__TASK DETAILS__. Don't copy the pictures; return every other part of the records exactly.

(Dataset excerpts)
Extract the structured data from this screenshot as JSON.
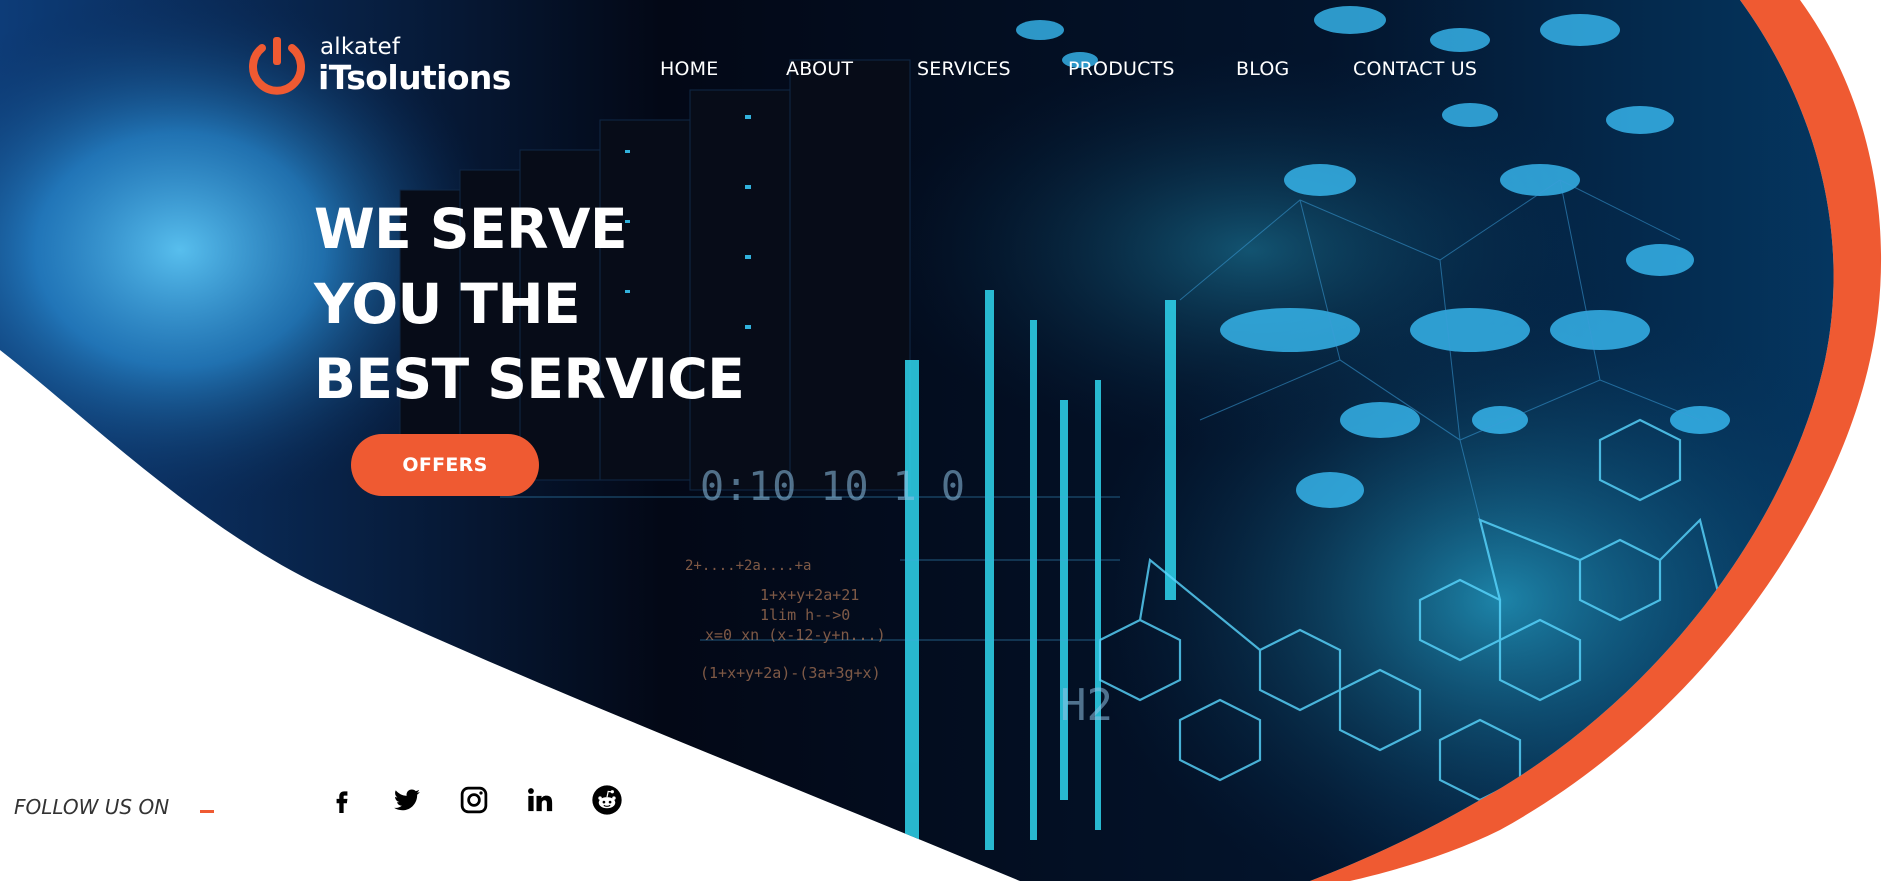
{
  "brand": {
    "name_small": "alkatef",
    "name_big": "iTsolutions",
    "accent_color": "#ef5a32"
  },
  "nav": {
    "items": [
      {
        "label": "HOME"
      },
      {
        "label": "ABOUT"
      },
      {
        "label": "SERVICES"
      },
      {
        "label": "PRODUCTS"
      },
      {
        "label": "BLOG"
      },
      {
        "label": "CONTACT US"
      }
    ]
  },
  "hero": {
    "headline_lines": [
      "WE SERVE",
      "YOU THE",
      "BEST SERVICE"
    ],
    "cta_label": "OFFERS",
    "background_texts": [
      "0:10 10 1 0",
      "1+x+y+2a+21",
      "1lim h-->0",
      "x=0 xn (x-12-y+n...)",
      "(1+x+y+2a)-(3a+3g+x)",
      "2+....+2a....+a",
      "H2"
    ]
  },
  "follow": {
    "label": "FOLLOW US ON",
    "icons": [
      "facebook-icon",
      "twitter-icon",
      "instagram-icon",
      "linkedin-icon",
      "reddit-icon"
    ]
  }
}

__FINAL RESULT__.
Extract the structured data from this screenshot as JSON.
{
  "brand": {
    "name_small": "alkatef",
    "name_big": "iTsolutions",
    "accent_color": "#ef5a32"
  },
  "nav": {
    "items": [
      {
        "label": "HOME"
      },
      {
        "label": "ABOUT"
      },
      {
        "label": "SERVICES"
      },
      {
        "label": "PRODUCTS"
      },
      {
        "label": "BLOG"
      },
      {
        "label": "CONTACT US"
      }
    ]
  },
  "hero": {
    "headline_lines": [
      "WE SERVE",
      "YOU THE",
      "BEST SERVICE"
    ],
    "cta_label": "OFFERS",
    "background_texts": [
      "0:10 10 1 0",
      "1+x+y+2a+21",
      "1lim h-->0",
      "x=0 xn (x-12-y+n...)",
      "(1+x+y+2a)-(3a+3g+x)",
      "2+....+2a....+a",
      "H2"
    ]
  },
  "follow": {
    "label": "FOLLOW US ON",
    "icons": [
      "facebook-icon",
      "twitter-icon",
      "instagram-icon",
      "linkedin-icon",
      "reddit-icon"
    ]
  }
}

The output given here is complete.